Written request:
Exactly how many lines have the word "therefore"? Answer with the bare number.

Given entries:
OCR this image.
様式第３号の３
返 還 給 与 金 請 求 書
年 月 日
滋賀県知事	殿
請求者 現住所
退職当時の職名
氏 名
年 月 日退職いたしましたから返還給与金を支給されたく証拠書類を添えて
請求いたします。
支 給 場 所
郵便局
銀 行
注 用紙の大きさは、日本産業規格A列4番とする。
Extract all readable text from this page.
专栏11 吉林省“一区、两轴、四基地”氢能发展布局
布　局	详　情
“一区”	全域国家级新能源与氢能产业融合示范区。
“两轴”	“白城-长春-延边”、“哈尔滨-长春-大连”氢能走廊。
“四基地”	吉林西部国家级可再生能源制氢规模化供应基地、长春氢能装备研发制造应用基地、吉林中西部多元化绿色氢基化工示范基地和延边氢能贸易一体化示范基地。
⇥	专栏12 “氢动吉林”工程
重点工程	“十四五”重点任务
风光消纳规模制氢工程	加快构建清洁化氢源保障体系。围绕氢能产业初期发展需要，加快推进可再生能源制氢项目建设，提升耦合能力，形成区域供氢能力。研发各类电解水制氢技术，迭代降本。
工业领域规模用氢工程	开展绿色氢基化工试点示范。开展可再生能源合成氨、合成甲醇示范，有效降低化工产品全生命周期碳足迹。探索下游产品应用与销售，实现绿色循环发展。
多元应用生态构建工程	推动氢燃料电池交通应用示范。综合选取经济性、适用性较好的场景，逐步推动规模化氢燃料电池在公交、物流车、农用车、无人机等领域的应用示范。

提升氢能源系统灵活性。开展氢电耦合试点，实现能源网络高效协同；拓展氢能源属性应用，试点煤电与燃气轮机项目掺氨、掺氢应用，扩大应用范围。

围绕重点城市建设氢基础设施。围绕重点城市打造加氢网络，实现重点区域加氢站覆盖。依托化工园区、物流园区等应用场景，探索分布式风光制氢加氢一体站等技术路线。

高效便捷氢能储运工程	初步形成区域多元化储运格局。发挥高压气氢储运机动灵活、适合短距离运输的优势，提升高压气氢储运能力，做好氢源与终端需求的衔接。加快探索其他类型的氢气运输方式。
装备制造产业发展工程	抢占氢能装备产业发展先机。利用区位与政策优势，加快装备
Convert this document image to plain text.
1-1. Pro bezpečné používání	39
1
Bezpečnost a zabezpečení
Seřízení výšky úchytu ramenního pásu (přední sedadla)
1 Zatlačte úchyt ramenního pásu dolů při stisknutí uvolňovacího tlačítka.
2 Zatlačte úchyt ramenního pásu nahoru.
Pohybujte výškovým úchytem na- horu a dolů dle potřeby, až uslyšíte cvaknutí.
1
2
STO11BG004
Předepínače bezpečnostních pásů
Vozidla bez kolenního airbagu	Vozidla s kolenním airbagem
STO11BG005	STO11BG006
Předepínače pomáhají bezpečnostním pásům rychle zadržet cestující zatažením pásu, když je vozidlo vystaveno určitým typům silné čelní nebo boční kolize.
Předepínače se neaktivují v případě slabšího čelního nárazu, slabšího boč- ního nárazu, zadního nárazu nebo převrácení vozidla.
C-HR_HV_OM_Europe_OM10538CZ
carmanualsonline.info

--

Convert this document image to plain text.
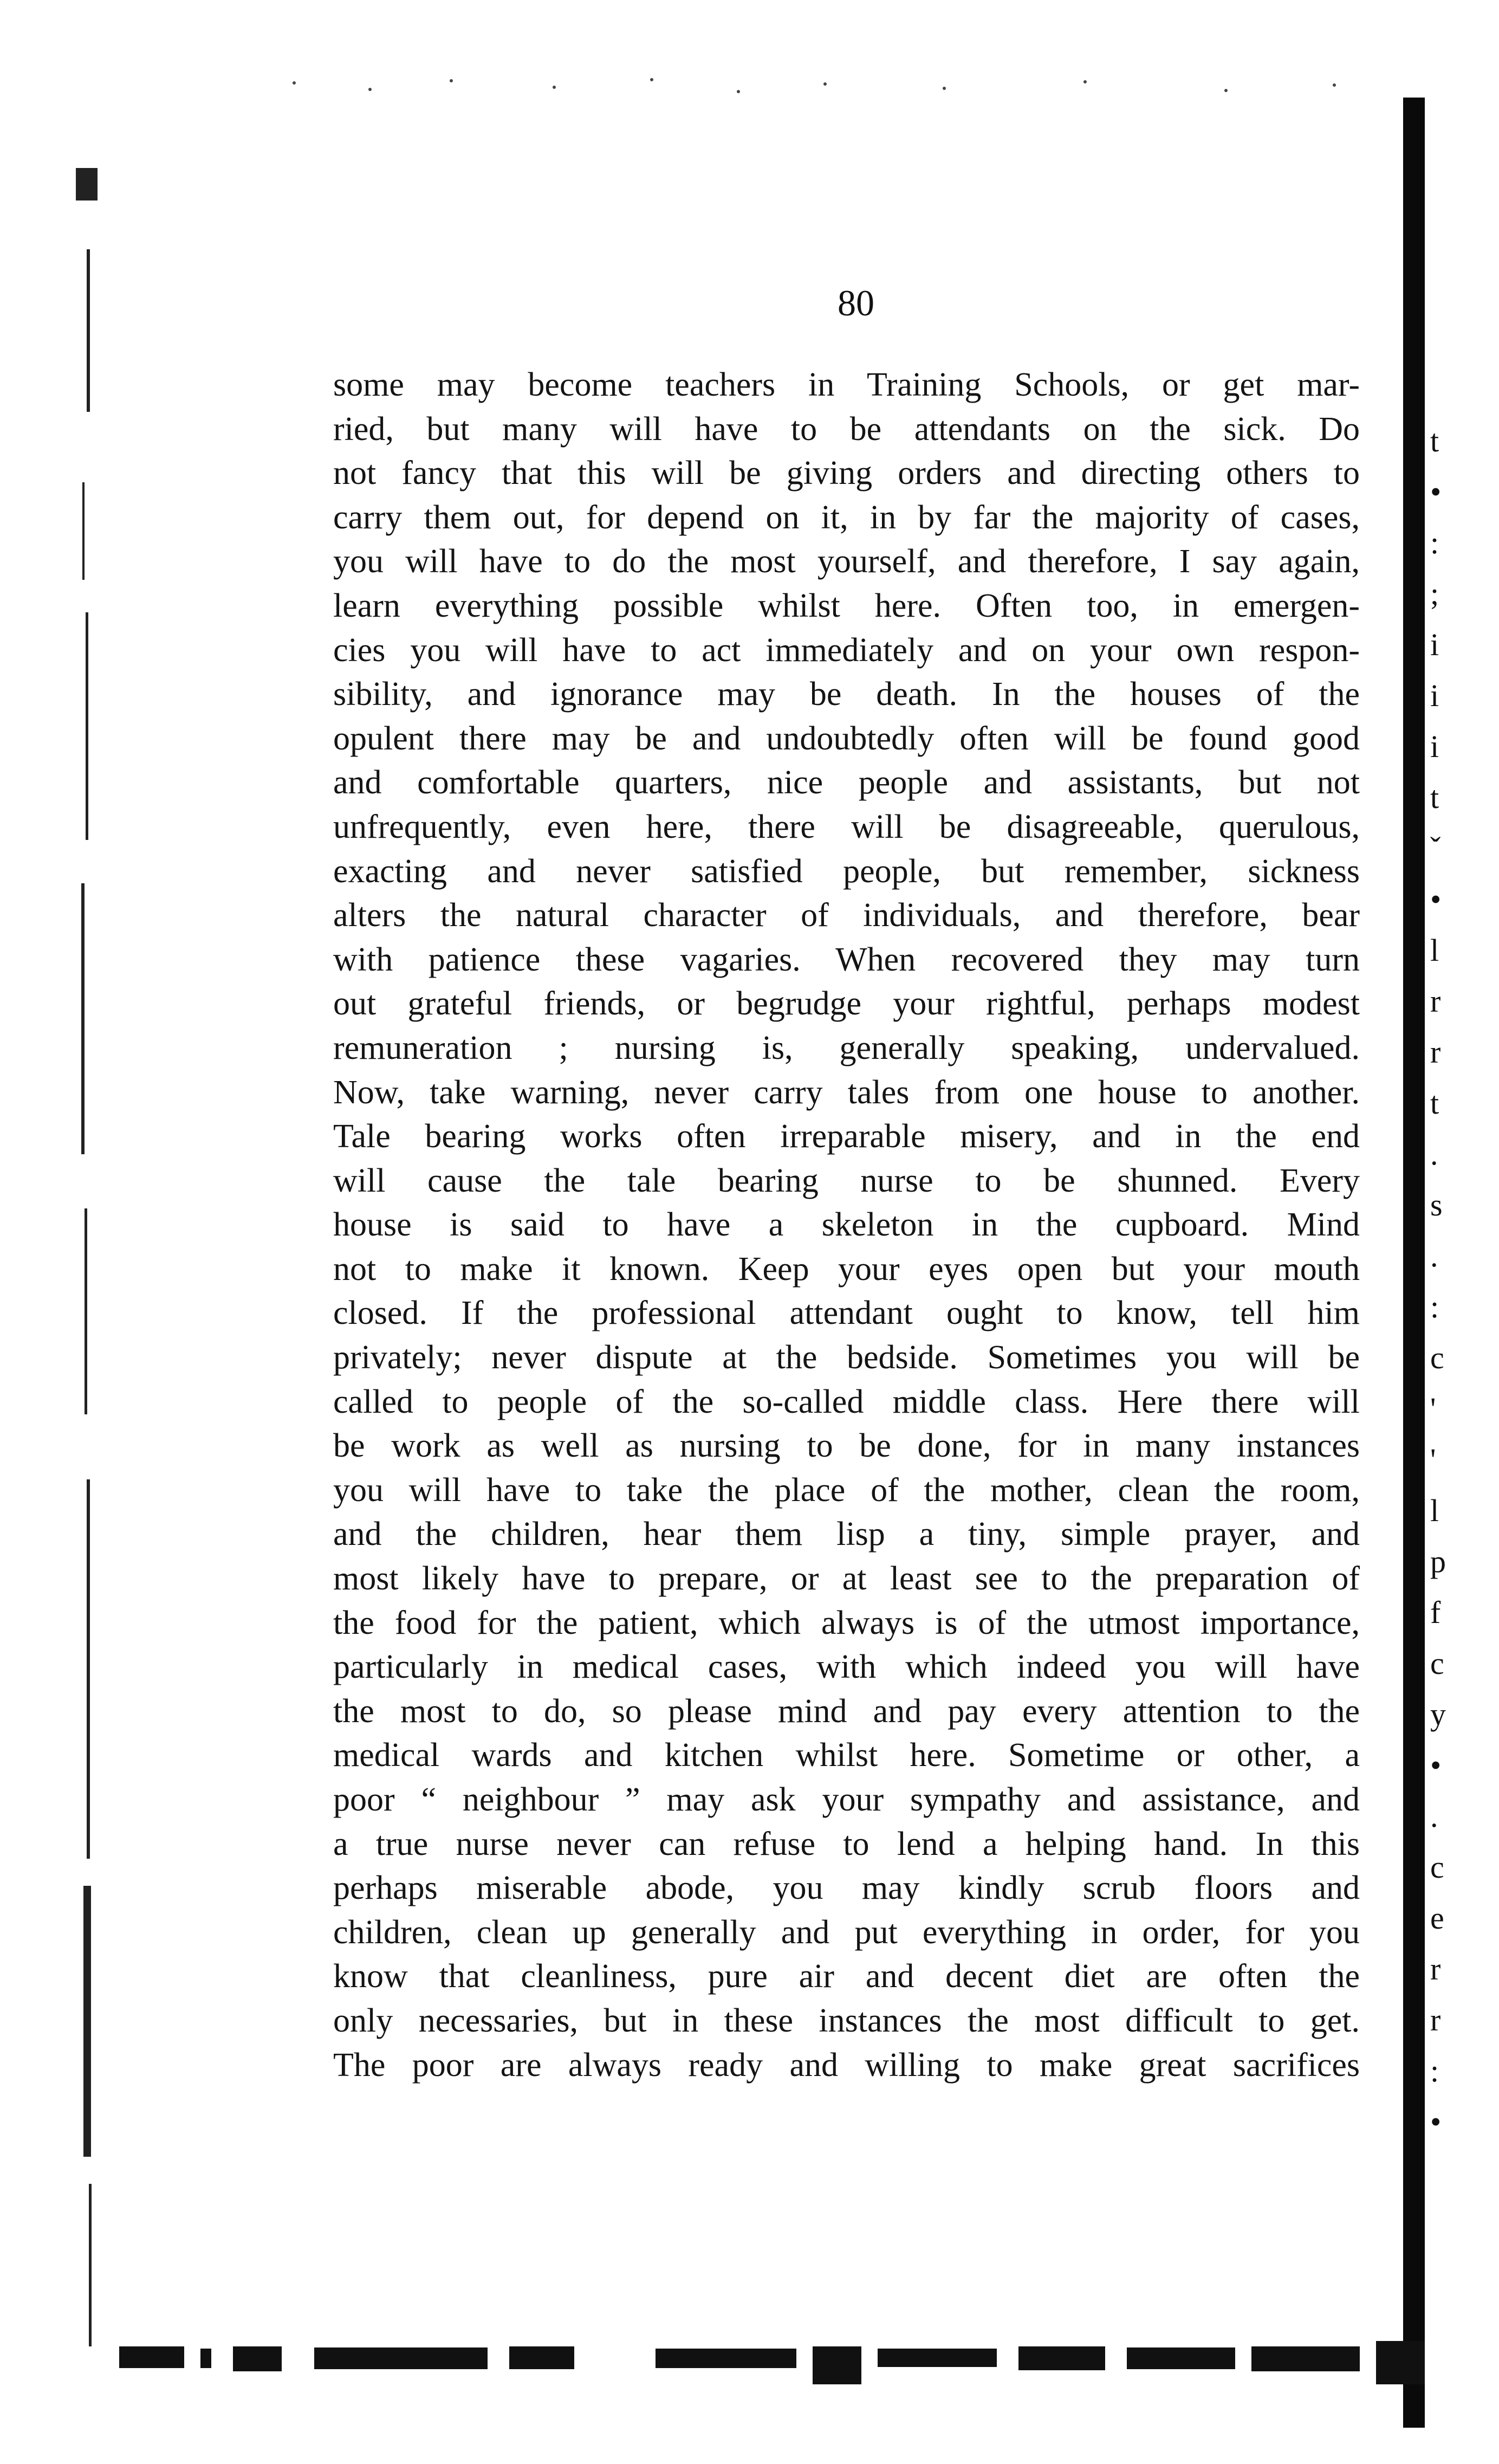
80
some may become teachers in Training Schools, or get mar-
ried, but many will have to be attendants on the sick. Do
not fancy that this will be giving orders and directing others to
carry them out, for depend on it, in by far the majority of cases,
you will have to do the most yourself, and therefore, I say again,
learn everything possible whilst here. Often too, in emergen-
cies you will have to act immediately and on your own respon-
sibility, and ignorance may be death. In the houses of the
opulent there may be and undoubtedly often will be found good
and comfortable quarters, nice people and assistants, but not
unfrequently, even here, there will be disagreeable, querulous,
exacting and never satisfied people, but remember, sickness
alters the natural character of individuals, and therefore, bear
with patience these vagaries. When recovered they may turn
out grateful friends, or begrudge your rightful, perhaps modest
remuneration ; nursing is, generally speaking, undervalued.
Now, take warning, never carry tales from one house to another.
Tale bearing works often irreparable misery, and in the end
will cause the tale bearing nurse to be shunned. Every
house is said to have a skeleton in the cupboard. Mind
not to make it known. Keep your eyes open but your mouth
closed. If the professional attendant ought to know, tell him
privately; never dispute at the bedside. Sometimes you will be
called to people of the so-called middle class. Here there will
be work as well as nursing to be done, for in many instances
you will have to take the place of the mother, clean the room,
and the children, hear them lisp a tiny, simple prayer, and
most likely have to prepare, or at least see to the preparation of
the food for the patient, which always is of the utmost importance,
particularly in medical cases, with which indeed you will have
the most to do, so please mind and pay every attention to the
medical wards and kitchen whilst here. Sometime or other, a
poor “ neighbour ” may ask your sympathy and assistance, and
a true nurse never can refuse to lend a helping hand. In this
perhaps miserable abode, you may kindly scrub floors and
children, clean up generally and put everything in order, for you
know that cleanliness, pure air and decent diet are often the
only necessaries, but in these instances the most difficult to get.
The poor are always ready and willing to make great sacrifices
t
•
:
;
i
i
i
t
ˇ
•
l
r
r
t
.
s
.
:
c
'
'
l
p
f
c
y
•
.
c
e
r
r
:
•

Full response:
2